- Entries
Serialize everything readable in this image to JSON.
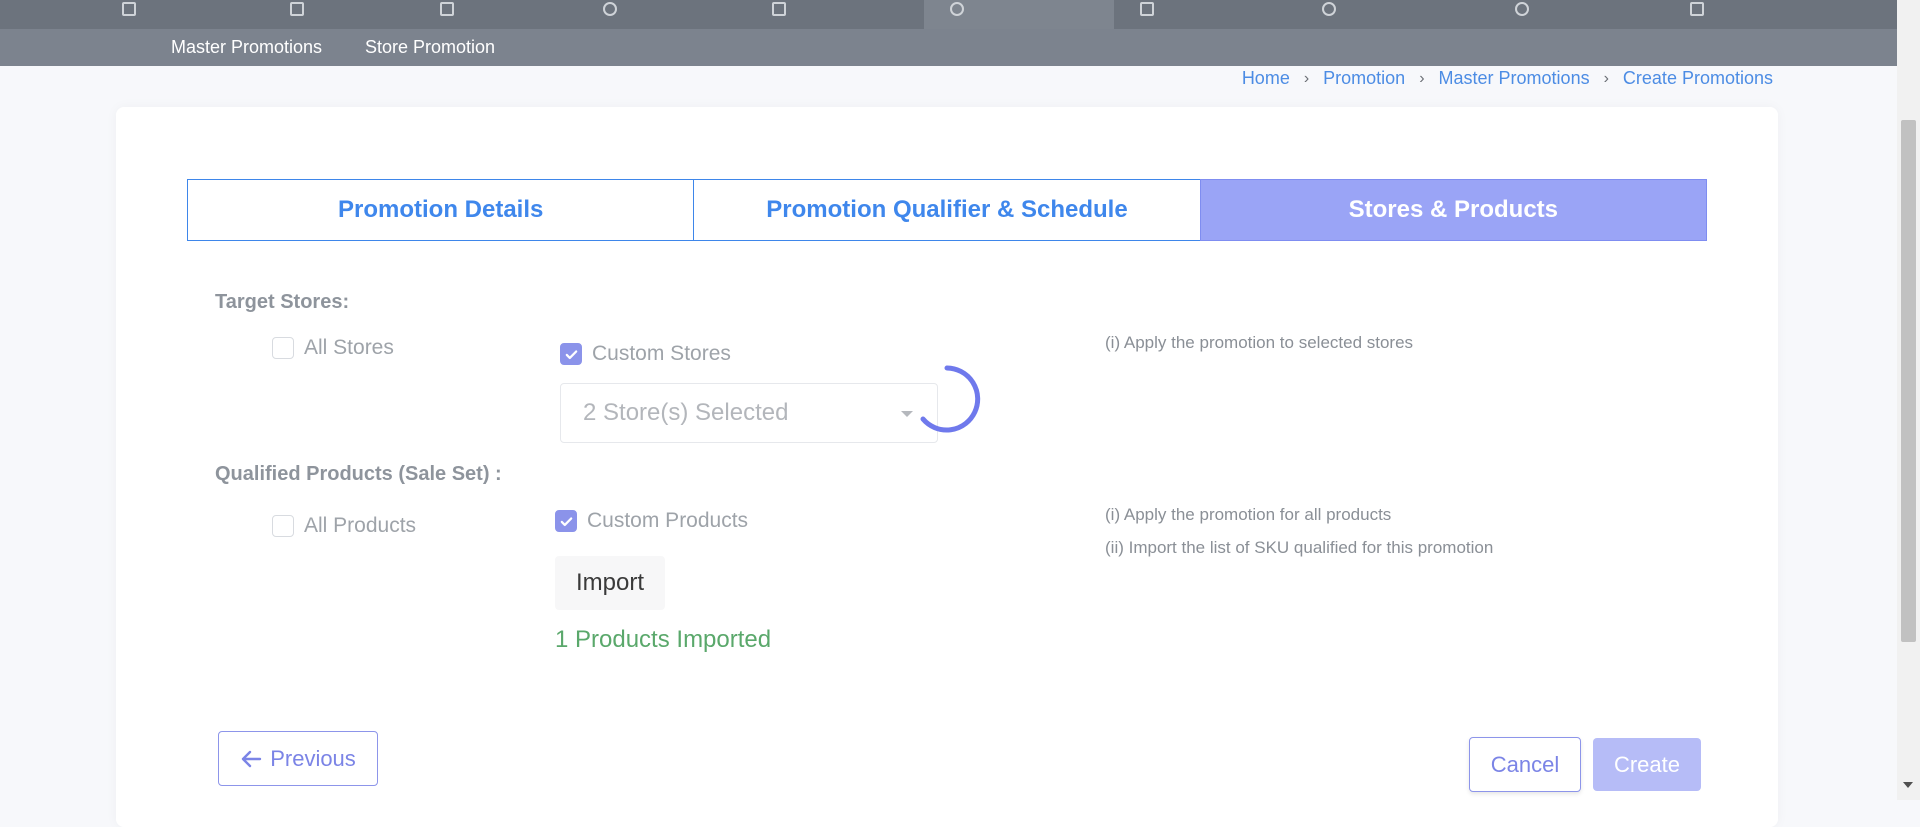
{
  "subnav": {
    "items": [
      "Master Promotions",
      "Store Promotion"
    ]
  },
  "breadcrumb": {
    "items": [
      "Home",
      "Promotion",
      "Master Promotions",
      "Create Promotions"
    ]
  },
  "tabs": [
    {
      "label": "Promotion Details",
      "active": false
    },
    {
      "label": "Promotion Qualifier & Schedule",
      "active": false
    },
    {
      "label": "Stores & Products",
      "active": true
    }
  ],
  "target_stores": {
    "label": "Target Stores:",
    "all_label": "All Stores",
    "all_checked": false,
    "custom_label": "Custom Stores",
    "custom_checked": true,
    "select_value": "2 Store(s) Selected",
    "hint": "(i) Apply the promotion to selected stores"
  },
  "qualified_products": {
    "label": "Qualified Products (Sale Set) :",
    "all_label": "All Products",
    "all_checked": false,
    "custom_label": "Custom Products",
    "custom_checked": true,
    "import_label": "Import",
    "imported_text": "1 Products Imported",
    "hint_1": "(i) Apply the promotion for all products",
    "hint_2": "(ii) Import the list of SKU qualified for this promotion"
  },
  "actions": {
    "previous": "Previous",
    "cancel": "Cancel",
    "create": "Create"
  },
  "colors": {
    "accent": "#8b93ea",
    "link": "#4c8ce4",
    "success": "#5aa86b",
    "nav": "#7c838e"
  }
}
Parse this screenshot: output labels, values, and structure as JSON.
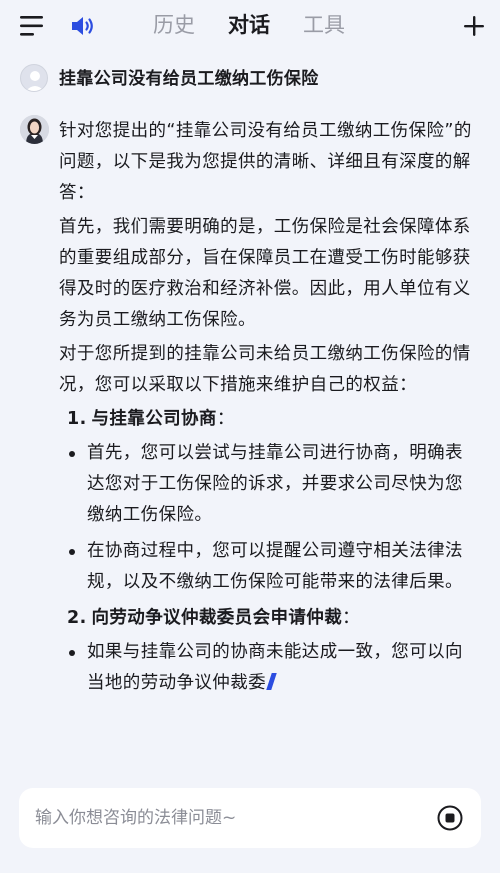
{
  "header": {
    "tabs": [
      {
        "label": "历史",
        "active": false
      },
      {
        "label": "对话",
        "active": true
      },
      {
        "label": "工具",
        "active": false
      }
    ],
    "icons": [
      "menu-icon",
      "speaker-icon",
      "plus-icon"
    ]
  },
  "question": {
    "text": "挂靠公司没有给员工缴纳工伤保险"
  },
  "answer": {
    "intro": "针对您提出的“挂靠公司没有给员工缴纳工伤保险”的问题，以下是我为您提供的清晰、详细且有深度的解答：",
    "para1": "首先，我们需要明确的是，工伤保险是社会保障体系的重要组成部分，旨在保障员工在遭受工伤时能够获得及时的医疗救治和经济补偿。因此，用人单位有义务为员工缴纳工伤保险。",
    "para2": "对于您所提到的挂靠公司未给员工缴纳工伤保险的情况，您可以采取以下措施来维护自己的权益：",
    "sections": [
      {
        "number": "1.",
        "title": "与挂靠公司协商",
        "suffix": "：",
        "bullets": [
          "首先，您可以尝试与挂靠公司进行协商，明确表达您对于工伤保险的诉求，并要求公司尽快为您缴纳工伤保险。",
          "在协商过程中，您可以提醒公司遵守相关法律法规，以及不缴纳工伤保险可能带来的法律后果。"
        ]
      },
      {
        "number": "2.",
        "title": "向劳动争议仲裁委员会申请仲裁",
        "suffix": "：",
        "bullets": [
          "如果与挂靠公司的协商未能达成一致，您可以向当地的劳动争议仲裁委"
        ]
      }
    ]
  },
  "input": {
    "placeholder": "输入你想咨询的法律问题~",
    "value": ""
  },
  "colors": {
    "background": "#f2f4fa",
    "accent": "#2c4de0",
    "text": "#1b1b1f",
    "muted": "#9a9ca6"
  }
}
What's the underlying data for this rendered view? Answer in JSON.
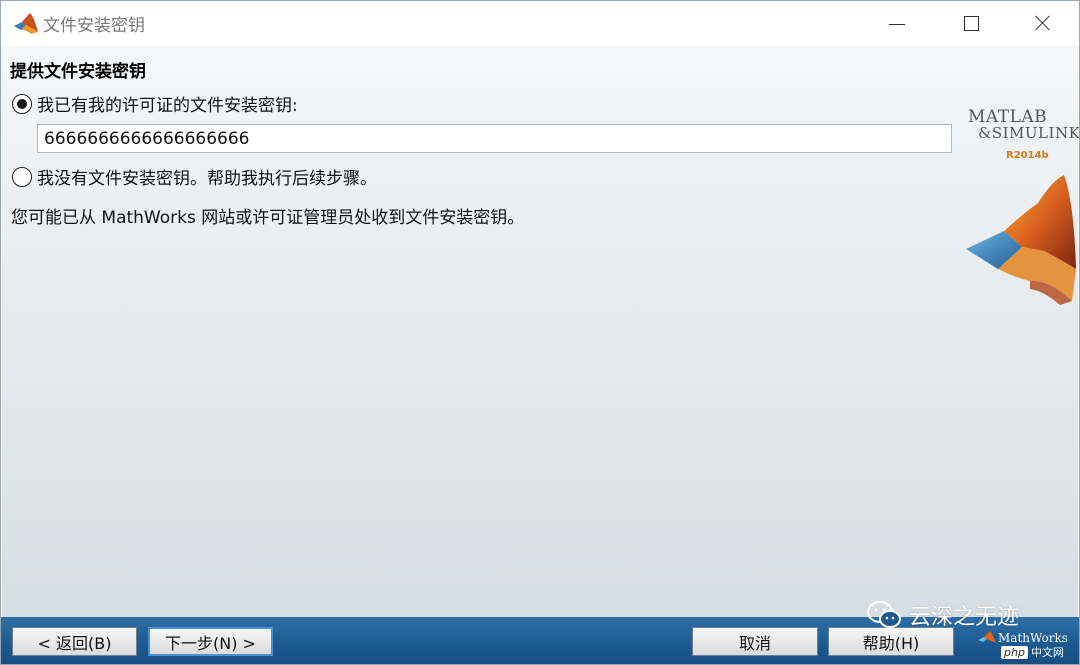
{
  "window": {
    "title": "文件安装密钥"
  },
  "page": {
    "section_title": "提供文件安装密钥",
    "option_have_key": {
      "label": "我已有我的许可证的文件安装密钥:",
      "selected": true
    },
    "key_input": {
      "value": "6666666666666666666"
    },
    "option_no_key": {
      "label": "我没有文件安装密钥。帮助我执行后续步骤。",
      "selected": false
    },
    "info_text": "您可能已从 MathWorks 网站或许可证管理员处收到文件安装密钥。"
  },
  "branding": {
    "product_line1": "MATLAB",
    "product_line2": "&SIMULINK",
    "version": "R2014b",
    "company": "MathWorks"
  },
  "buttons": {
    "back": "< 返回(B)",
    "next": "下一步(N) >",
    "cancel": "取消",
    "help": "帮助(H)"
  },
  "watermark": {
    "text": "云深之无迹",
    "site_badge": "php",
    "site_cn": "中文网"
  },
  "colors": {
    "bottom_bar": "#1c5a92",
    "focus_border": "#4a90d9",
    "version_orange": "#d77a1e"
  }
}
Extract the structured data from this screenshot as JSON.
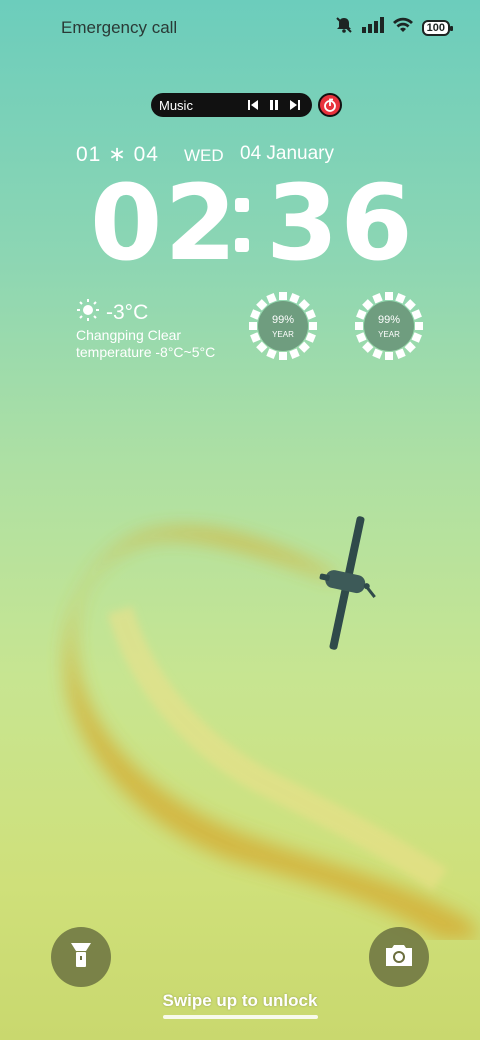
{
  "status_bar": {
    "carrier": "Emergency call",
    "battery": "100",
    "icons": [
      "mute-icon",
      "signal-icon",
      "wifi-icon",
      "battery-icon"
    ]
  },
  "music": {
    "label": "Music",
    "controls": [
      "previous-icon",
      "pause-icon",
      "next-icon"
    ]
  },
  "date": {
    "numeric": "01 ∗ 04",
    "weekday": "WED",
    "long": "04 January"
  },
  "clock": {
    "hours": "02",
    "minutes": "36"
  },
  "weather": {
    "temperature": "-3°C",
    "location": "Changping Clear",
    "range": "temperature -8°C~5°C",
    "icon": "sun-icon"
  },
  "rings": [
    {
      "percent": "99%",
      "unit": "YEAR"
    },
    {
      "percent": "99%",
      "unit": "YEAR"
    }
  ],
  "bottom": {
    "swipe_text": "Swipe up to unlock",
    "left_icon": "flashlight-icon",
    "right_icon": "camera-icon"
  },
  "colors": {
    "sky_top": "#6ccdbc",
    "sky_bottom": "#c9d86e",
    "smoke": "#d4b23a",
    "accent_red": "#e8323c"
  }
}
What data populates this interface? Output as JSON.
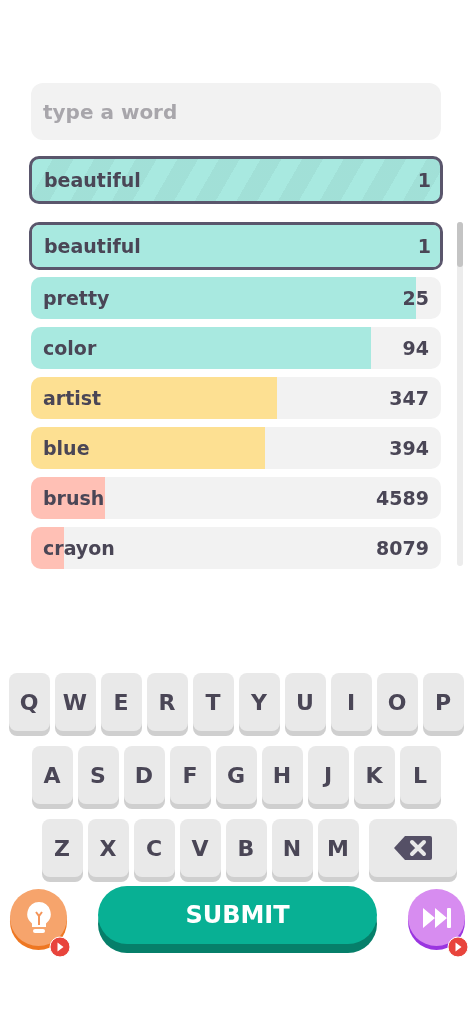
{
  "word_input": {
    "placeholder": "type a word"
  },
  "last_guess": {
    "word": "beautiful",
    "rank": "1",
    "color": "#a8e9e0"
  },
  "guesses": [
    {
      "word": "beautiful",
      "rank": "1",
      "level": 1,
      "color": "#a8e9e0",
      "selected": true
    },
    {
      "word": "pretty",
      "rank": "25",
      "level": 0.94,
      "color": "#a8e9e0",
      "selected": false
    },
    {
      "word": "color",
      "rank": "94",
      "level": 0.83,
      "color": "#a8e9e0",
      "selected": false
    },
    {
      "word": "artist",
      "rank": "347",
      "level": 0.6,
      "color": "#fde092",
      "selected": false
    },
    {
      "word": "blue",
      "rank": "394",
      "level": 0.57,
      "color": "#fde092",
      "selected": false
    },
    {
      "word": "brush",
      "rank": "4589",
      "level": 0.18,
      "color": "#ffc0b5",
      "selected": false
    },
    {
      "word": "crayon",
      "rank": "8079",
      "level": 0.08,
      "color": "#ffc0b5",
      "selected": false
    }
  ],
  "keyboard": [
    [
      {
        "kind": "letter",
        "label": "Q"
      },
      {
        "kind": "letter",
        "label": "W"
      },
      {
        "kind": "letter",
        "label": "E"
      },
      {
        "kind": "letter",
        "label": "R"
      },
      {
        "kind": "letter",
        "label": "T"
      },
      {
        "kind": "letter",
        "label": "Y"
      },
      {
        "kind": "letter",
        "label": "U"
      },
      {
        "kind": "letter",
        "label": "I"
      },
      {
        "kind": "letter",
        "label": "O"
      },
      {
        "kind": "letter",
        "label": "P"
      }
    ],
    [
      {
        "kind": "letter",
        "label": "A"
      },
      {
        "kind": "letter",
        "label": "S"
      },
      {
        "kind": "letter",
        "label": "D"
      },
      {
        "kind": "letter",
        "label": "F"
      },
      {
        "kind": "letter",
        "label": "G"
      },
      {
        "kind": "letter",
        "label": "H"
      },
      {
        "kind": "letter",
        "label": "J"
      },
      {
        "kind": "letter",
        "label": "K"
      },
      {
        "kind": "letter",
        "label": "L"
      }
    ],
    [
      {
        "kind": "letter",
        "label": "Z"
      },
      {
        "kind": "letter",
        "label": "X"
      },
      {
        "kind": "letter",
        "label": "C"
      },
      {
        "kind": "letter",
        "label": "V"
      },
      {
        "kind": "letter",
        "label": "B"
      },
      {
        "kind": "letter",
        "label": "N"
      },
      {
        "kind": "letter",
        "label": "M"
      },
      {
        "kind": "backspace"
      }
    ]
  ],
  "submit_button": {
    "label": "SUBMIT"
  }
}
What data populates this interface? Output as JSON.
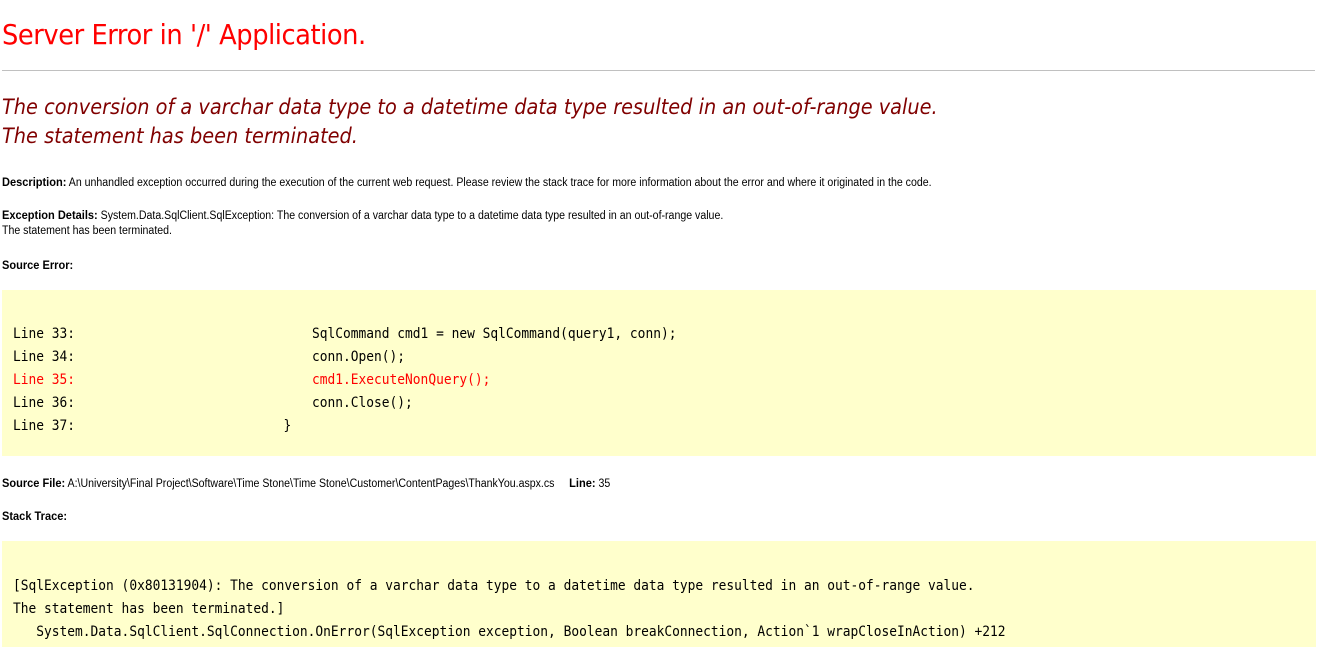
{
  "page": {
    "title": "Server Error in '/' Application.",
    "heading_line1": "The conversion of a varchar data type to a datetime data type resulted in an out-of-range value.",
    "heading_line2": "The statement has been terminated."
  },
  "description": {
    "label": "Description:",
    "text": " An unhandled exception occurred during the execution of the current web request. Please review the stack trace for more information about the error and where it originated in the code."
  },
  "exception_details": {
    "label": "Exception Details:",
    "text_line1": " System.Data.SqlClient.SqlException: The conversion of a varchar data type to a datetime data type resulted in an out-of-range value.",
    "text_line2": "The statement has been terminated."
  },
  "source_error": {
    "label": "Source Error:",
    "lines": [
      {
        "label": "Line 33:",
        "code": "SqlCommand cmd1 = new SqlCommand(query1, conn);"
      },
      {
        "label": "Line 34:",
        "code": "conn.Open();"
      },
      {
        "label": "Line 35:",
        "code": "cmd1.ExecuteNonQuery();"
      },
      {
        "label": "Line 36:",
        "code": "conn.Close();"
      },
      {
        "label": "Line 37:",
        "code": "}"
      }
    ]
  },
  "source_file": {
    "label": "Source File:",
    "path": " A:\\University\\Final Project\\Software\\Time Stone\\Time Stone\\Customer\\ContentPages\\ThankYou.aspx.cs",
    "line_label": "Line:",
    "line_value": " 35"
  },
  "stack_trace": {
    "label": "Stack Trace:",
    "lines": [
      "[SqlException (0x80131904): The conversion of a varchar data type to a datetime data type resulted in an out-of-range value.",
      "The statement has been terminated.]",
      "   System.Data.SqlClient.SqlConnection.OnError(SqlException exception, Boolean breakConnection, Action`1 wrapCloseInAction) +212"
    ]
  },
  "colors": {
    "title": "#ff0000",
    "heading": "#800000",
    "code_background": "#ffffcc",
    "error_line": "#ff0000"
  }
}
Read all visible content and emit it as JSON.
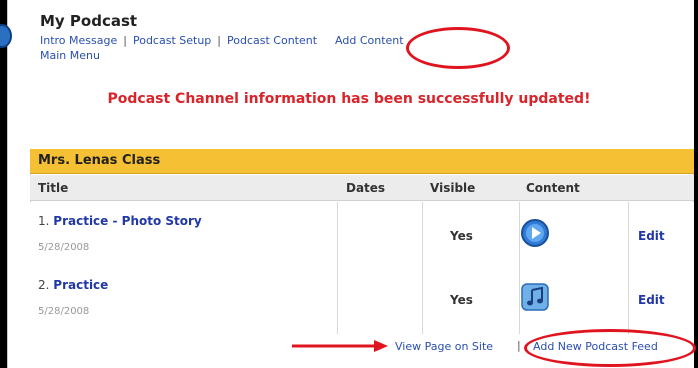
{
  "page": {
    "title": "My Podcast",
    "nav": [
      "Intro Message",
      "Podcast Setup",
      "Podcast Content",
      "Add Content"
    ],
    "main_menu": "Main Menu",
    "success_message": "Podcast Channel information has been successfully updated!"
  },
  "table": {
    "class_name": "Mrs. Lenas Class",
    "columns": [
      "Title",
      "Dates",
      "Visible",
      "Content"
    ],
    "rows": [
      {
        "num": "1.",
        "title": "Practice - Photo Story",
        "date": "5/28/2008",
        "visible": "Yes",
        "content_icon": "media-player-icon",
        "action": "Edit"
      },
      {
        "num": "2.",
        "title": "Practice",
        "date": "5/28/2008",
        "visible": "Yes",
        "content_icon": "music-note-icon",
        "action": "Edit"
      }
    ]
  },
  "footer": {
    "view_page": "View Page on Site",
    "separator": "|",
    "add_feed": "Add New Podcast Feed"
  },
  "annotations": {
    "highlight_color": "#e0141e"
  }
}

- Challenge
Each line from the one containing "Read all visible content and emit it as JSON." through the last line of the listing is to be given again exactly, with no pictures and no other lines.

- Answer for this exercise
Read all visible content and emit it as JSON.
{
  "page": {
    "title": "My Podcast",
    "nav": [
      "Intro Message",
      "Podcast Setup",
      "Podcast Content",
      "Add Content"
    ],
    "main_menu": "Main Menu",
    "success_message": "Podcast Channel information has been successfully updated!"
  },
  "table": {
    "class_name": "Mrs. Lenas Class",
    "columns": [
      "Title",
      "Dates",
      "Visible",
      "Content"
    ],
    "rows": [
      {
        "num": "1.",
        "title": "Practice - Photo Story",
        "date": "5/28/2008",
        "visible": "Yes",
        "content_icon": "media-player-icon",
        "action": "Edit"
      },
      {
        "num": "2.",
        "title": "Practice",
        "date": "5/28/2008",
        "visible": "Yes",
        "content_icon": "music-note-icon",
        "action": "Edit"
      }
    ]
  },
  "footer": {
    "view_page": "View Page on Site",
    "separator": "|",
    "add_feed": "Add New Podcast Feed"
  },
  "annotations": {
    "highlight_color": "#e0141e"
  }
}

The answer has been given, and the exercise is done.